PROMPT
Each line of the material must be returned exactly.

GIVEN RECORDS

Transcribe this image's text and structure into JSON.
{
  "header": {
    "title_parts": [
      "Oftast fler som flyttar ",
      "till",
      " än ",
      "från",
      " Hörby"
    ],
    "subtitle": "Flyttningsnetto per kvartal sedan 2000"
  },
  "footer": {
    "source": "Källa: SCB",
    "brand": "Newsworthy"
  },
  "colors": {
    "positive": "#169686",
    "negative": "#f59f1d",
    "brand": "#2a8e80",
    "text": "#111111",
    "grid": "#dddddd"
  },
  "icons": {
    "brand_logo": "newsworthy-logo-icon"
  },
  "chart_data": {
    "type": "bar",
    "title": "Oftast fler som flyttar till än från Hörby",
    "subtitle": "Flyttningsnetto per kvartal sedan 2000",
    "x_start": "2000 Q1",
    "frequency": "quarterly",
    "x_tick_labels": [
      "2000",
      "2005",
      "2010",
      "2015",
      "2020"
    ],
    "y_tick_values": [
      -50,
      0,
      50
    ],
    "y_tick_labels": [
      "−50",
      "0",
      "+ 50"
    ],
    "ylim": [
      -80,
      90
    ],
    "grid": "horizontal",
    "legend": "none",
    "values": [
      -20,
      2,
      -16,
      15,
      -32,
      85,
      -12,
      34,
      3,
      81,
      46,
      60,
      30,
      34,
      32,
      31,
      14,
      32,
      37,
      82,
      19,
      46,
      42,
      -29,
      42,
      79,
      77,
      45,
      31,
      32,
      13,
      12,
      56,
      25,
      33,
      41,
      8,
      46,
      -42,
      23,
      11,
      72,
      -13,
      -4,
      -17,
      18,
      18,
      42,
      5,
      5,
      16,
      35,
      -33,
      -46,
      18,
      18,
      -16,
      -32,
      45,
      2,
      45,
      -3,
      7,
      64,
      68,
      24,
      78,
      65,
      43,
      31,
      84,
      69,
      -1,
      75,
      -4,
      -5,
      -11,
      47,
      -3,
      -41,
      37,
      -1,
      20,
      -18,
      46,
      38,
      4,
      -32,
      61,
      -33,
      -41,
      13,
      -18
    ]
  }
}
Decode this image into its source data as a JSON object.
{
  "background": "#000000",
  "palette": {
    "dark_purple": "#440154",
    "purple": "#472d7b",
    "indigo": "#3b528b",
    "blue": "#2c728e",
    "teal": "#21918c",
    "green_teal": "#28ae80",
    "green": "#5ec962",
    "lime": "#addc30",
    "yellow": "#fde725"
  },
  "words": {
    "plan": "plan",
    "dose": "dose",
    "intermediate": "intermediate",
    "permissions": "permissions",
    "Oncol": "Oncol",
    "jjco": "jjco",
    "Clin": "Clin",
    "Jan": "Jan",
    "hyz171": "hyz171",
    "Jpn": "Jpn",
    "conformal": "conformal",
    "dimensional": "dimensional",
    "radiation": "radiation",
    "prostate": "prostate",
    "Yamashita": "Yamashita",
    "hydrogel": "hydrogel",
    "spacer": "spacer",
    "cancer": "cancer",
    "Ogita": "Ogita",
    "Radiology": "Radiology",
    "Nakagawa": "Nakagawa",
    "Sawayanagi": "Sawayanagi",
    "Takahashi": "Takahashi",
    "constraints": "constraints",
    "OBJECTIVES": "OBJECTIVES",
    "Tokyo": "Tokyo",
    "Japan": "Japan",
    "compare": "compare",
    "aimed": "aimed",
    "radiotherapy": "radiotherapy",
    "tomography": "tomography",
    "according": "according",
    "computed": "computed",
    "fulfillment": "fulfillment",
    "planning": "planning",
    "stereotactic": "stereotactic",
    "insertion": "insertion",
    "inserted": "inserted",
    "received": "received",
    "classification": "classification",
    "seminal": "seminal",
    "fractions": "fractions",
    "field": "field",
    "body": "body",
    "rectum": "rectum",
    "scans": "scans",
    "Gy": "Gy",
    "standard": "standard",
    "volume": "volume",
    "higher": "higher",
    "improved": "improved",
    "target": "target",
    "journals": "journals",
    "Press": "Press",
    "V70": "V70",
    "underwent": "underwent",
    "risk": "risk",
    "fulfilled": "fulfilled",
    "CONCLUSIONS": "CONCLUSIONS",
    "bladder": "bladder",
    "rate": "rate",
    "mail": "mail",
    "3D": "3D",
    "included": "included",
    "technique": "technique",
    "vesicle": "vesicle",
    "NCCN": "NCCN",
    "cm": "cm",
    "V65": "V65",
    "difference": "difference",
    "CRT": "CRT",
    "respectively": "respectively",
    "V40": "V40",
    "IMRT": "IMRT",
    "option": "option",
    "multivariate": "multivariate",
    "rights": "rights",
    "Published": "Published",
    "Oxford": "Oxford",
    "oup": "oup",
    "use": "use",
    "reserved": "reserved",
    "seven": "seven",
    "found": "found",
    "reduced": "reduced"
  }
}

ANSWER FOR THE TASK
Transcribe this image's text and structure into JSON.
{
  "header": {
    "title_parts": [
      "Oftast fler som flyttar ",
      "till",
      " än ",
      "från",
      " Hörby"
    ],
    "subtitle": "Flyttningsnetto per kvartal sedan 2000"
  },
  "footer": {
    "source": "Källa: SCB",
    "brand": "Newsworthy"
  },
  "colors": {
    "positive": "#169686",
    "negative": "#f59f1d",
    "brand": "#2a8e80",
    "text": "#111111",
    "grid": "#dddddd"
  },
  "icons": {
    "brand_logo": "newsworthy-logo-icon"
  },
  "chart_data": {
    "type": "bar",
    "title": "Oftast fler som flyttar till än från Hörby",
    "subtitle": "Flyttningsnetto per kvartal sedan 2000",
    "x_start": "2000 Q1",
    "frequency": "quarterly",
    "x_tick_labels": [
      "2000",
      "2005",
      "2010",
      "2015",
      "2020"
    ],
    "y_tick_values": [
      -50,
      0,
      50
    ],
    "y_tick_labels": [
      "−50",
      "0",
      "+ 50"
    ],
    "ylim": [
      -80,
      90
    ],
    "grid": "horizontal",
    "legend": "none",
    "values": [
      -20,
      2,
      -16,
      15,
      -32,
      85,
      -12,
      34,
      3,
      81,
      46,
      60,
      30,
      34,
      32,
      31,
      14,
      32,
      37,
      82,
      19,
      46,
      42,
      -29,
      42,
      79,
      77,
      45,
      31,
      32,
      13,
      12,
      56,
      25,
      33,
      41,
      8,
      46,
      -42,
      23,
      11,
      72,
      -13,
      -4,
      -17,
      18,
      18,
      42,
      5,
      5,
      16,
      35,
      -33,
      -46,
      18,
      18,
      -16,
      -32,
      45,
      2,
      45,
      -3,
      7,
      64,
      68,
      24,
      78,
      65,
      43,
      31,
      84,
      69,
      -1,
      75,
      -4,
      -5,
      -11,
      47,
      -3,
      -41,
      37,
      -1,
      20,
      -18,
      46,
      38,
      4,
      -32,
      61,
      -33,
      -41,
      13,
      -18
    ]
  }
}
Decode this image into its source data as a JSON object.
{
  "background": "#000000",
  "palette": {
    "dark_purple": "#440154",
    "purple": "#472d7b",
    "indigo": "#3b528b",
    "blue": "#2c728e",
    "teal": "#21918c",
    "green_teal": "#28ae80",
    "green": "#5ec962",
    "lime": "#addc30",
    "yellow": "#fde725"
  },
  "words": {
    "plan": "plan",
    "dose": "dose",
    "intermediate": "intermediate",
    "permissions": "permissions",
    "Oncol": "Oncol",
    "jjco": "jjco",
    "Clin": "Clin",
    "Jan": "Jan",
    "hyz171": "hyz171",
    "Jpn": "Jpn",
    "conformal": "conformal",
    "dimensional": "dimensional",
    "radiation": "radiation",
    "prostate": "prostate",
    "Yamashita": "Yamashita",
    "hydrogel": "hydrogel",
    "spacer": "spacer",
    "cancer": "cancer",
    "Ogita": "Ogita",
    "Radiology": "Radiology",
    "Nakagawa": "Nakagawa",
    "Sawayanagi": "Sawayanagi",
    "Takahashi": "Takahashi",
    "constraints": "constraints",
    "OBJECTIVES": "OBJECTIVES",
    "Tokyo": "Tokyo",
    "Japan": "Japan",
    "compare": "compare",
    "aimed": "aimed",
    "radiotherapy": "radiotherapy",
    "tomography": "tomography",
    "according": "according",
    "computed": "computed",
    "fulfillment": "fulfillment",
    "planning": "planning",
    "stereotactic": "stereotactic",
    "insertion": "insertion",
    "inserted": "inserted",
    "received": "received",
    "classification": "classification",
    "seminal": "seminal",
    "fractions": "fractions",
    "field": "field",
    "body": "body",
    "rectum": "rectum",
    "scans": "scans",
    "Gy": "Gy",
    "standard": "standard",
    "volume": "volume",
    "higher": "higher",
    "improved": "improved",
    "target": "target",
    "journals": "journals",
    "Press": "Press",
    "V70": "V70",
    "underwent": "underwent",
    "risk": "risk",
    "fulfilled": "fulfilled",
    "CONCLUSIONS": "CONCLUSIONS",
    "bladder": "bladder",
    "rate": "rate",
    "mail": "mail",
    "3D": "3D",
    "included": "included",
    "technique": "technique",
    "vesicle": "vesicle",
    "NCCN": "NCCN",
    "cm": "cm",
    "V65": "V65",
    "difference": "difference",
    "CRT": "CRT",
    "respectively": "respectively",
    "V40": "V40",
    "IMRT": "IMRT",
    "option": "option",
    "multivariate": "multivariate",
    "rights": "rights",
    "Published": "Published",
    "Oxford": "Oxford",
    "oup": "oup",
    "use": "use",
    "reserved": "reserved",
    "seven": "seven",
    "found": "found",
    "reduced": "reduced"
  }
}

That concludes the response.